GIVEN INSTRUCTION: Locate the string "time" in the records below. Copy every line where it occurs.

PROVIDED INFORMATION:
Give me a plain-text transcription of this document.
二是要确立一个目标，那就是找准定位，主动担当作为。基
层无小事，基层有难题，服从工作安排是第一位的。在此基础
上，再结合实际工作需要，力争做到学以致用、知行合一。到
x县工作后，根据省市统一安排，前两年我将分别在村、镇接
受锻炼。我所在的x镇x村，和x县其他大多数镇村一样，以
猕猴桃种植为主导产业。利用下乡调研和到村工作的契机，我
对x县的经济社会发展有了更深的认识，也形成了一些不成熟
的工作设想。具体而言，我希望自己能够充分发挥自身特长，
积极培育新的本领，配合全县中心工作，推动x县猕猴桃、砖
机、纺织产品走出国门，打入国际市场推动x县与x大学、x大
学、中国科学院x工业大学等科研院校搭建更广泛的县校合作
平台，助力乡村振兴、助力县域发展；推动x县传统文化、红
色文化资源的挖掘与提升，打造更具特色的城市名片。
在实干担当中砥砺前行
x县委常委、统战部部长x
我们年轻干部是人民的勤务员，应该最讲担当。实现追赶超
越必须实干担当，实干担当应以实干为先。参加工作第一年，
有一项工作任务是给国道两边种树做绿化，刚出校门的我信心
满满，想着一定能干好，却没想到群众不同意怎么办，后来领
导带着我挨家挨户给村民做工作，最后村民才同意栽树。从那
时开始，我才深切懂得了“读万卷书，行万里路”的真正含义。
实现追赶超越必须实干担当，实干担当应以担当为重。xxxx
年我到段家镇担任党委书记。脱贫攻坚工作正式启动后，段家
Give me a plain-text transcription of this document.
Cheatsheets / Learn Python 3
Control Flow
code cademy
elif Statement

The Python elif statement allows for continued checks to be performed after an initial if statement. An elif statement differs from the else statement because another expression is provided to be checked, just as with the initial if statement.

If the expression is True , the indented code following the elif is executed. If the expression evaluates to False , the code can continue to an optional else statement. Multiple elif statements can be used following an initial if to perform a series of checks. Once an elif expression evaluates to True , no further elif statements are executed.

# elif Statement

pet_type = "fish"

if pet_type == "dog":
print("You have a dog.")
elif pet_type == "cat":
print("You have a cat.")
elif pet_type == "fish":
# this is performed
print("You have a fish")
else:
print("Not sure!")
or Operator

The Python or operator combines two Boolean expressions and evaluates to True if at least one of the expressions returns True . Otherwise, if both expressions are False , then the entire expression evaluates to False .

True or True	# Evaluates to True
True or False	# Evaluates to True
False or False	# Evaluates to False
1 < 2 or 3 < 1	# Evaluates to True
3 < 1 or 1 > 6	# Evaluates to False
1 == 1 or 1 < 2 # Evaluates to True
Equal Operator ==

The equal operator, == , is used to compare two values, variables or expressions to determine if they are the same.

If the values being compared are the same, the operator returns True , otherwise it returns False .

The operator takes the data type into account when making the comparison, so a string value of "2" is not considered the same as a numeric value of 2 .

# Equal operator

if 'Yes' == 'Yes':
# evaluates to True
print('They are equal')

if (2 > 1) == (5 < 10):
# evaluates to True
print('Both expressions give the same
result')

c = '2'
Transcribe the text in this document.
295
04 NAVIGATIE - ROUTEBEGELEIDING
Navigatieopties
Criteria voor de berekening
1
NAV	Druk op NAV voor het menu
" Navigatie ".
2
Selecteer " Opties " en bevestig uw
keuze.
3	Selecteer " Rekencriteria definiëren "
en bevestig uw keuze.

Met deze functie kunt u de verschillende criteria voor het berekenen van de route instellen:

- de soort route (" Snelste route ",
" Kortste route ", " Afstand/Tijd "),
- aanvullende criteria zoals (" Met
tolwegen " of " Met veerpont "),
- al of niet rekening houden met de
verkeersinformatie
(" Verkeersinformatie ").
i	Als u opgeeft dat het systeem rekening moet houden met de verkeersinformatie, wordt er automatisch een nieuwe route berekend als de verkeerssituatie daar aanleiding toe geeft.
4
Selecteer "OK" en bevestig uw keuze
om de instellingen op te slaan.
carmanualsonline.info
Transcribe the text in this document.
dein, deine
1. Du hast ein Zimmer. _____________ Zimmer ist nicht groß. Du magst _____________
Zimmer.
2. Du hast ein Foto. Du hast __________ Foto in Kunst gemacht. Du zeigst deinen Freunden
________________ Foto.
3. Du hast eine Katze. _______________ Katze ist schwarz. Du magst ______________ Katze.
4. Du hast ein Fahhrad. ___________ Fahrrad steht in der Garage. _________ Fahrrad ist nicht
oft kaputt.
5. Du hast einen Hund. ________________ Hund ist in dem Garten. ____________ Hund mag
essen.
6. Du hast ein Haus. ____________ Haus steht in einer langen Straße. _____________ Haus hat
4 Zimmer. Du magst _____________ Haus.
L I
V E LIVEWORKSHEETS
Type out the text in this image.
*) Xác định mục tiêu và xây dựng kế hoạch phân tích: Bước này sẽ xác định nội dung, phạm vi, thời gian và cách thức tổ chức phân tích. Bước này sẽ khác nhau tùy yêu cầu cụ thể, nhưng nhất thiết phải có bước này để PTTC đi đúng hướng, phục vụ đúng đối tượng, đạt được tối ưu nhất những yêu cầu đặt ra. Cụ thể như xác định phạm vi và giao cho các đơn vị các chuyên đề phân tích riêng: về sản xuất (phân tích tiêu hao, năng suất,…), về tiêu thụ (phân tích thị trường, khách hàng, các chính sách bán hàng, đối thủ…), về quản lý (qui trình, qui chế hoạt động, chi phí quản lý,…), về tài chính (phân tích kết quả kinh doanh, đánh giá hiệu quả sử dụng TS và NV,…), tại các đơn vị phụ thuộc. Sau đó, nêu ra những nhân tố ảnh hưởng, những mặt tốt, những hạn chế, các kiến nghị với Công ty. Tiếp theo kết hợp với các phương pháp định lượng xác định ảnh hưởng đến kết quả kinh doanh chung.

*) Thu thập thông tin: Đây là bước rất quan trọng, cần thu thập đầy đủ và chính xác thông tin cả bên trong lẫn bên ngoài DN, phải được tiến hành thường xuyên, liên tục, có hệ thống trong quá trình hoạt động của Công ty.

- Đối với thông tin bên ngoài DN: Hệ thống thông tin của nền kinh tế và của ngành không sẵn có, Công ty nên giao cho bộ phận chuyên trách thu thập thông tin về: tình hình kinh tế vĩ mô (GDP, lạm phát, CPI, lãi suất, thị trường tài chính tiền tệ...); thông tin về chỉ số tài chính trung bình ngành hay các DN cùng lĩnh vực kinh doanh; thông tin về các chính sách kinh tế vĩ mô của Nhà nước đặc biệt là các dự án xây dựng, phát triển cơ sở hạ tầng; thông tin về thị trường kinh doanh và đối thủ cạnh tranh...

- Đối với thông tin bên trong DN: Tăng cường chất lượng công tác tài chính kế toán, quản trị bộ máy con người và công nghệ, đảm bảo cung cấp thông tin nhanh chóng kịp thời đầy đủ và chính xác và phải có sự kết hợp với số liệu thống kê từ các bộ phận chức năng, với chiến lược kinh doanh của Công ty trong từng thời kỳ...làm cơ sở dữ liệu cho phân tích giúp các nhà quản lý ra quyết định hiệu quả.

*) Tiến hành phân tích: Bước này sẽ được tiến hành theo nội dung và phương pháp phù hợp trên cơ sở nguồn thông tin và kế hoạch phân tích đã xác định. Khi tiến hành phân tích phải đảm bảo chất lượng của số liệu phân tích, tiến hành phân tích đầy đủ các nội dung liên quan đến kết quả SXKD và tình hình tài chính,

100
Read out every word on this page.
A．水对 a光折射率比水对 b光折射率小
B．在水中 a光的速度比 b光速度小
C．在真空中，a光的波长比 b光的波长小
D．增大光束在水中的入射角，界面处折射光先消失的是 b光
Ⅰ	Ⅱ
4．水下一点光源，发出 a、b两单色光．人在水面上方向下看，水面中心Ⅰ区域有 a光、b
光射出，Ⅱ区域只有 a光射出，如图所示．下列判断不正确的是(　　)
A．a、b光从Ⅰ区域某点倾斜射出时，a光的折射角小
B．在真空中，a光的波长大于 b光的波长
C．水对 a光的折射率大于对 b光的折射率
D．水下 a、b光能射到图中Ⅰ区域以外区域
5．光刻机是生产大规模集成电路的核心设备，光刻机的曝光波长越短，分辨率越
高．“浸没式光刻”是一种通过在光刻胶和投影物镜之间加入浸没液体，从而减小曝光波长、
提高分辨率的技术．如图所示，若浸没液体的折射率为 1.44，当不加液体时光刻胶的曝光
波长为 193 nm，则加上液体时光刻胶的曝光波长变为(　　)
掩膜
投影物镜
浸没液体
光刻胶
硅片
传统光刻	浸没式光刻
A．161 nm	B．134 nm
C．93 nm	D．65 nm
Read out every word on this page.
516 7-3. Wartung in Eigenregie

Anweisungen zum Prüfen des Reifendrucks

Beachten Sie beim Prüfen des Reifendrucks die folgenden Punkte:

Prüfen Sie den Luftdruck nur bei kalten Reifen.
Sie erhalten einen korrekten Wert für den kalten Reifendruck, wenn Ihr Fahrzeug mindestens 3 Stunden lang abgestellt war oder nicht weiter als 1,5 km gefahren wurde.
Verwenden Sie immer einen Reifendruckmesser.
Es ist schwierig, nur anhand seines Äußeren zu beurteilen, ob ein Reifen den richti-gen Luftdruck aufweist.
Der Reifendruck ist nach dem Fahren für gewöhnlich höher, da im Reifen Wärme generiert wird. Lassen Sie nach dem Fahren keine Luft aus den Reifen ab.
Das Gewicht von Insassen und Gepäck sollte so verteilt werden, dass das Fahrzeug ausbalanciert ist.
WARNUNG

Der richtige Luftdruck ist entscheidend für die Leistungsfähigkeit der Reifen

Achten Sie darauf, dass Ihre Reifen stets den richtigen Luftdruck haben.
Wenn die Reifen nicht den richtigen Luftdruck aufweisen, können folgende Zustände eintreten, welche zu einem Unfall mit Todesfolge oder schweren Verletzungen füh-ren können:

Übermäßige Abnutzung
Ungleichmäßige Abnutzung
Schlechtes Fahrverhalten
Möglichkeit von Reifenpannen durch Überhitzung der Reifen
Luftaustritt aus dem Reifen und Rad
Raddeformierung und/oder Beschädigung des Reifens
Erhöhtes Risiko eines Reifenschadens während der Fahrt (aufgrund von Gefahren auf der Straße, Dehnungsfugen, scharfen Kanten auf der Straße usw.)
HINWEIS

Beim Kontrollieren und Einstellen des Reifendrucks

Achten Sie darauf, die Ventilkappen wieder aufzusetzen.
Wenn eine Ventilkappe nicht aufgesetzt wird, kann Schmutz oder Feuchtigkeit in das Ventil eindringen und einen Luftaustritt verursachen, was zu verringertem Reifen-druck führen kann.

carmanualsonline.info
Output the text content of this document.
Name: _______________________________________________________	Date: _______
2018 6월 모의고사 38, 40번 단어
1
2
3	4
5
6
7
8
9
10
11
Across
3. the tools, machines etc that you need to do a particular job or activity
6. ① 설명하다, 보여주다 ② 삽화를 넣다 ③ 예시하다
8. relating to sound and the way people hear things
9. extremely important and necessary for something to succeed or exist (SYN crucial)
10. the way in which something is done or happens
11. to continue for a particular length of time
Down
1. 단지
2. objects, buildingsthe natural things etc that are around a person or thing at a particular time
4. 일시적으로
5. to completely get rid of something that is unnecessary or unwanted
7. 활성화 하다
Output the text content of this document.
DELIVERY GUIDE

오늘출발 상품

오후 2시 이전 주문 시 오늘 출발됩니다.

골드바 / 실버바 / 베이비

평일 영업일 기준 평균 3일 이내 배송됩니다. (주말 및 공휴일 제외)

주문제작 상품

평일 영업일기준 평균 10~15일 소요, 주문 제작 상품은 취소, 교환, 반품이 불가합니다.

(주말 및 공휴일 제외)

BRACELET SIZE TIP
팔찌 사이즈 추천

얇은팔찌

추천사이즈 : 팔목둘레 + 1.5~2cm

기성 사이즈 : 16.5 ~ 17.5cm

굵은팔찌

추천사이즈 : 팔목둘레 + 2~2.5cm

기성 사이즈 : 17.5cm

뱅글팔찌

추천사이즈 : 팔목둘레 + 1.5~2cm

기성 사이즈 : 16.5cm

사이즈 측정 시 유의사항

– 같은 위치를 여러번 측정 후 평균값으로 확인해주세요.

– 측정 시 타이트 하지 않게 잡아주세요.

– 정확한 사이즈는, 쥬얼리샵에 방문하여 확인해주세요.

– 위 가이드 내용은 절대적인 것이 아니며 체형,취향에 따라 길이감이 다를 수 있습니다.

FINAL RESULT:
11. to continue for a particular length of time
2. objects, buildingsthe natural things etc that are around a person or thing at a particular time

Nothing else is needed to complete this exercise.